--- Given request ---
Look through the entries below and count the lines with the word "understand" in them; give only the number.

== Provided data

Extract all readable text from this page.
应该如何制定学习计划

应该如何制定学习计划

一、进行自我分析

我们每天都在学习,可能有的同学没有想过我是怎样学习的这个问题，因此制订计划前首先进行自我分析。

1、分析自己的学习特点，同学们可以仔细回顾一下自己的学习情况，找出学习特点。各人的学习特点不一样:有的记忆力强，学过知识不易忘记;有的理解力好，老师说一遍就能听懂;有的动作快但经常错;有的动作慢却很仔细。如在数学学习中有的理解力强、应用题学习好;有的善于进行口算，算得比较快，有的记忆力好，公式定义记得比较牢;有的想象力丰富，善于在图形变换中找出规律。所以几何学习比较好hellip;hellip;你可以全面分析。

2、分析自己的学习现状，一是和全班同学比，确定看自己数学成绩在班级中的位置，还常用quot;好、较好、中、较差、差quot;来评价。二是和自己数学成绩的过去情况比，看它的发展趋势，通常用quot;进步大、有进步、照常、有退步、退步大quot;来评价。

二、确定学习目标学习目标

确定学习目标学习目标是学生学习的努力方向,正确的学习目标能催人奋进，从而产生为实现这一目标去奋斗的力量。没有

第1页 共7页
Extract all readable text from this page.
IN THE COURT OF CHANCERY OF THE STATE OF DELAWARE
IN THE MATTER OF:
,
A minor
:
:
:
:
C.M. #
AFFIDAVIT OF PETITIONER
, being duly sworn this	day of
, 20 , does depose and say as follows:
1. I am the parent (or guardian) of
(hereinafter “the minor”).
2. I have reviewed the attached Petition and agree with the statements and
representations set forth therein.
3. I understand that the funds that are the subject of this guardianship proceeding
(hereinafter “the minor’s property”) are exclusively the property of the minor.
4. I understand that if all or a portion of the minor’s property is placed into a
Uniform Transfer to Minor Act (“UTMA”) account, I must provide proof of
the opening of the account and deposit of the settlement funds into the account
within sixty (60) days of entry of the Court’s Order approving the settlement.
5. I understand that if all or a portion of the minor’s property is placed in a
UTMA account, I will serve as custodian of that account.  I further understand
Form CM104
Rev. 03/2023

====

--- Correct output ---
4